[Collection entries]
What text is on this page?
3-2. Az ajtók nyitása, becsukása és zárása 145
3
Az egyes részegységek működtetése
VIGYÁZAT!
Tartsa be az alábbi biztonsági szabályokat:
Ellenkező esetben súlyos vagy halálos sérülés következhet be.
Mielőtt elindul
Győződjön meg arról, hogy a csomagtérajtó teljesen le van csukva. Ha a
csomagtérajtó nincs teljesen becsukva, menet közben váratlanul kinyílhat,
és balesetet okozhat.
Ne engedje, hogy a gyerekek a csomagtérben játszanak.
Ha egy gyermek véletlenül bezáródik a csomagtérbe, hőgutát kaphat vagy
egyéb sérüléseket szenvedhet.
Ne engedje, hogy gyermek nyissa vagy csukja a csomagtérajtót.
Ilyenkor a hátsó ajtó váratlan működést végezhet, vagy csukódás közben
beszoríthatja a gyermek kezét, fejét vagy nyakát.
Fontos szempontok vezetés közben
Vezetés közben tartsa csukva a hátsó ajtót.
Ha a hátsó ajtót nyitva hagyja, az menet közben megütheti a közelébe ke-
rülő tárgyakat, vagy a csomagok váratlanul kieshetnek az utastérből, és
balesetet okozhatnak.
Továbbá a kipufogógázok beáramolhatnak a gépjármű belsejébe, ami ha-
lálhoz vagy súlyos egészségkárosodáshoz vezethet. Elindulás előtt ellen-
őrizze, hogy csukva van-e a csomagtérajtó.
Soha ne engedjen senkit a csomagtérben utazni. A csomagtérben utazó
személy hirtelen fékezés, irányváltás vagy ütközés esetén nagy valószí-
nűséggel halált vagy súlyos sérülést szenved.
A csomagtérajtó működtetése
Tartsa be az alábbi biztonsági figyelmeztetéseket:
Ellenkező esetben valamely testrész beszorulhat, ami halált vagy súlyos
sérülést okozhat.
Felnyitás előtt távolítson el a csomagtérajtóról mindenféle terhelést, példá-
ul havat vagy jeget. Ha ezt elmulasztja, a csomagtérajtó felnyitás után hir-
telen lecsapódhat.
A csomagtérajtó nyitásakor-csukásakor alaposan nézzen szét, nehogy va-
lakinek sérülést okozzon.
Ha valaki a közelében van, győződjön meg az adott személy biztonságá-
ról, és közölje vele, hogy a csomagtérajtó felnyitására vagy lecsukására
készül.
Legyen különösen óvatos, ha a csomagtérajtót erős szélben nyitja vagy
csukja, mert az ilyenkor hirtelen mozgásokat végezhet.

**THE EXERCISE**
Gather from the entries above all lines that include the string "teljesen".

**RESULT OF THIS TASK**
Győződjön meg arról, hogy a csomagtérajtó teljesen le van csukva. Ha a
csomagtérajtó nincs teljesen becsukva, menet közben váratlanul kinyílhat,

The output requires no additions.